* [Your instructions]
Each line of the material below should be reproduced exactly.

- - - - -

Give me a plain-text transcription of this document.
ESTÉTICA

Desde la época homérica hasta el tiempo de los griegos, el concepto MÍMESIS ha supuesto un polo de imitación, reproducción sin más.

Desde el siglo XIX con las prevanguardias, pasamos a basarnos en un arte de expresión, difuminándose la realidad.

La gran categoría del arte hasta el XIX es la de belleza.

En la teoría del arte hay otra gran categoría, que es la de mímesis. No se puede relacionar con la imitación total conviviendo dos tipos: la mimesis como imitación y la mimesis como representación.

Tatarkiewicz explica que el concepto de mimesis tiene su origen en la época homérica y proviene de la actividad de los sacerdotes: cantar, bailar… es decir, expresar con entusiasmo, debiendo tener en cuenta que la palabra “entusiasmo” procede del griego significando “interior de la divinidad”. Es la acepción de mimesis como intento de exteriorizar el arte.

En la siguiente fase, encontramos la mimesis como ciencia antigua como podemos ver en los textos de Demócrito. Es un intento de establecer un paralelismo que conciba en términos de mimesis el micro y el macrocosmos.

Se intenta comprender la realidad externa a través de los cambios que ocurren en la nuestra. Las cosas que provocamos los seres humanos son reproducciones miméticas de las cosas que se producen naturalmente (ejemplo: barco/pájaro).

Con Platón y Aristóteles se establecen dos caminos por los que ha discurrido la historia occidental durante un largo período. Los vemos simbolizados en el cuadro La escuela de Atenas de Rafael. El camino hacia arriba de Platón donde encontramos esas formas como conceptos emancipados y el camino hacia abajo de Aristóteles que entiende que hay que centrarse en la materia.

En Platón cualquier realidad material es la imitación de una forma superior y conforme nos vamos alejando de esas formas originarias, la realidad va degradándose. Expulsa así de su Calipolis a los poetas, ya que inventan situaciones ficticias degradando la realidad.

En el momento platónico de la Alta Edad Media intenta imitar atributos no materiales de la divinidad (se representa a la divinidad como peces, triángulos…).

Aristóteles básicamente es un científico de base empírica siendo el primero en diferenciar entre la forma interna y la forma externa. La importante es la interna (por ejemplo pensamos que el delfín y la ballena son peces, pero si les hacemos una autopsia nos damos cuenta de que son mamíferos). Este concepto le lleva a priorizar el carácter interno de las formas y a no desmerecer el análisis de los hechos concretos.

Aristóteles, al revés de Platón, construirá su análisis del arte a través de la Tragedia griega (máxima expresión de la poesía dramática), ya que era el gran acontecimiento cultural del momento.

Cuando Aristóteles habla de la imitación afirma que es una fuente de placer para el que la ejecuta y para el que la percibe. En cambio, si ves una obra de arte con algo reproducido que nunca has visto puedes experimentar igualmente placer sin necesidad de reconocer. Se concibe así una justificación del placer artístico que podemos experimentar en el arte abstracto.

- - - - -

* [Task answer]
Give me a plain-text transcription of this document.
ESTÉTICA

Desde la época homérica hasta el tiempo de los griegos, el concepto MÍMESIS ha supuesto un polo de imitación, reproducción sin más.

Desde el siglo XIX con las prevanguardias, pasamos a basarnos en un arte de expresión, difuminándose la realidad.

La gran categoría del arte hasta el XIX es la de belleza.

En la teoría del arte hay otra gran categoría, que es la de mímesis. No se puede relacionar con la imitación total conviviendo dos tipos: la mimesis como imitación y la mimesis como representación.

Tatarkiewicz explica que el concepto de mimesis tiene su origen en la época homérica y proviene de la actividad de los sacerdotes: cantar, bailar… es decir, expresar con entusiasmo, debiendo tener en cuenta que la palabra “entusiasmo” procede del griego significando “interior de la divinidad”. Es la acepción de mimesis como intento de exteriorizar el arte.

En la siguiente fase, encontramos la mimesis como ciencia antigua como podemos ver en los textos de Demócrito. Es un intento de establecer un paralelismo que conciba en términos de mimesis el micro y el macrocosmos.

Se intenta comprender la realidad externa a través de los cambios que ocurren en la nuestra. Las cosas que provocamos los seres humanos son reproducciones miméticas de las cosas que se producen naturalmente (ejemplo: barco/pájaro).

Con Platón y Aristóteles se establecen dos caminos por los que ha discurrido la historia occidental durante un largo período. Los vemos simbolizados en el cuadro La escuela de Atenas de Rafael. El camino hacia arriba de Platón donde encontramos esas formas como conceptos emancipados y el camino hacia abajo de Aristóteles que entiende que hay que centrarse en la materia.

En Platón cualquier realidad material es la imitación de una forma superior y conforme nos vamos alejando de esas formas originarias, la realidad va degradándose. Expulsa así de su Calipolis a los poetas, ya que inventan situaciones ficticias degradando la realidad.

En el momento platónico de la Alta Edad Media intenta imitar atributos no materiales de la divinidad (se representa a la divinidad como peces, triángulos…).

Aristóteles básicamente es un científico de base empírica siendo el primero en diferenciar entre la forma interna y la forma externa. La importante es la interna (por ejemplo pensamos que el delfín y la ballena son peces, pero si les hacemos una autopsia nos damos cuenta de que son mamíferos). Este concepto le lleva a priorizar el carácter interno de las formas y a no desmerecer el análisis de los hechos concretos.

Aristóteles, al revés de Platón, construirá su análisis del arte a través de la Tragedia griega (máxima expresión de la poesía dramática), ya que era el gran acontecimiento cultural del momento.

Cuando Aristóteles habla de la imitación afirma que es una fuente de placer para el que la ejecuta y para el que la percibe. En cambio, si ves una obra de arte con algo reproducido que nunca has visto puedes experimentar igualmente placer sin necesidad de reconocer. Se concibe así una justificación del placer artístico que podemos experimentar en el arte abstracto.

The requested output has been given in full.